#### [Set problem]
List each line of the data in which the string "access" appears.

#### [Material for this task]
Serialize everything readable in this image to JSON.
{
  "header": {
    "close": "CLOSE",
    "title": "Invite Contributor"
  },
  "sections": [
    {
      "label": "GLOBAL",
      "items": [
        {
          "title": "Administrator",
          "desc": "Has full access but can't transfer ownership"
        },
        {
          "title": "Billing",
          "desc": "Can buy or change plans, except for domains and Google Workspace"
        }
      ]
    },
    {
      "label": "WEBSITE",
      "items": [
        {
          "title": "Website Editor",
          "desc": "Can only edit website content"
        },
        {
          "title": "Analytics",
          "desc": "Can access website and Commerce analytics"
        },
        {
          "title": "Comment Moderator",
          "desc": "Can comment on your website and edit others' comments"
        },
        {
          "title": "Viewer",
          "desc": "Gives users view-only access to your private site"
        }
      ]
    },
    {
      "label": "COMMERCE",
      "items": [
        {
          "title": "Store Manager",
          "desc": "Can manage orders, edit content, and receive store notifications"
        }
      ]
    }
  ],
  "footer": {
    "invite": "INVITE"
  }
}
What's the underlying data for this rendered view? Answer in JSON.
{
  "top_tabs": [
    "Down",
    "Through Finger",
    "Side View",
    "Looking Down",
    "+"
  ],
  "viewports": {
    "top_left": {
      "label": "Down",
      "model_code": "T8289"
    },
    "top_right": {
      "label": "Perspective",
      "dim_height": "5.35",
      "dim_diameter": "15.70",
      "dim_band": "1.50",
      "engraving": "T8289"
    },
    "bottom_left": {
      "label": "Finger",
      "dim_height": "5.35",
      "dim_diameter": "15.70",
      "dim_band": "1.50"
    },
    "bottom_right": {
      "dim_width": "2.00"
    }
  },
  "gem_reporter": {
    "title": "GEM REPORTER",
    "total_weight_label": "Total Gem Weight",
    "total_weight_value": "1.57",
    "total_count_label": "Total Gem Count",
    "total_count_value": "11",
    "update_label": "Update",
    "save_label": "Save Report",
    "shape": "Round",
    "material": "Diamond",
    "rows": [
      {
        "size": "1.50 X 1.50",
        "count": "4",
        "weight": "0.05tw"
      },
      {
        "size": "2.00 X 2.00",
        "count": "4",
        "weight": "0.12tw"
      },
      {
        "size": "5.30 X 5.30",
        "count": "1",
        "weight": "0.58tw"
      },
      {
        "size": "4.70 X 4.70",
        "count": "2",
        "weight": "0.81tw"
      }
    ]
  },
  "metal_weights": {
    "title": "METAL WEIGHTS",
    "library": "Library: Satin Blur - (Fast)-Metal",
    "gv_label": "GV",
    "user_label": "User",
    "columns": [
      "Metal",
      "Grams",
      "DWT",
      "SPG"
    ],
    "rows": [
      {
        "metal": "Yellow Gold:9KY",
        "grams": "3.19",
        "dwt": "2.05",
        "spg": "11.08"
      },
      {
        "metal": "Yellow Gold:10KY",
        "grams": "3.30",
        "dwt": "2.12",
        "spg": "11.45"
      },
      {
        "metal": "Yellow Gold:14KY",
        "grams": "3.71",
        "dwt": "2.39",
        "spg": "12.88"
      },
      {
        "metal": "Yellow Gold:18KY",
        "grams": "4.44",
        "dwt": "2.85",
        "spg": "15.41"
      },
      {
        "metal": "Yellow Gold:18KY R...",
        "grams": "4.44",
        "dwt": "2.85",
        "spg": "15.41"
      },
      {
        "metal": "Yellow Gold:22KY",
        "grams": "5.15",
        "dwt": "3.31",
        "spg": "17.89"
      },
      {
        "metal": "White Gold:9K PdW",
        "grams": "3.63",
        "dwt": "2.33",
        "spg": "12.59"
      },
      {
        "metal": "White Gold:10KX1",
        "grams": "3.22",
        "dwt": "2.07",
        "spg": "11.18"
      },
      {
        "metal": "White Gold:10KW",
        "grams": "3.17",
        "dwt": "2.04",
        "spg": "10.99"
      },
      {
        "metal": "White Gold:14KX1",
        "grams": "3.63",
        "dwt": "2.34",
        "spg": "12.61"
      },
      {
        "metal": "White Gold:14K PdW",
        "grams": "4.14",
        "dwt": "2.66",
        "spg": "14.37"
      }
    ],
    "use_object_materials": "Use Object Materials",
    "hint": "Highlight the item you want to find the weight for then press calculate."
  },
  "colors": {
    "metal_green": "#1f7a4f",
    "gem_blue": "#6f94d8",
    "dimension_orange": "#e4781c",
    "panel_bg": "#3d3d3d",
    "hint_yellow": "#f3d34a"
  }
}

#### [Solution for this exercise]
          "desc": "Has full access but can't transfer ownership"
          "desc": "Can access website and Commerce analytics"
          "desc": "Gives users view-only access to your private site"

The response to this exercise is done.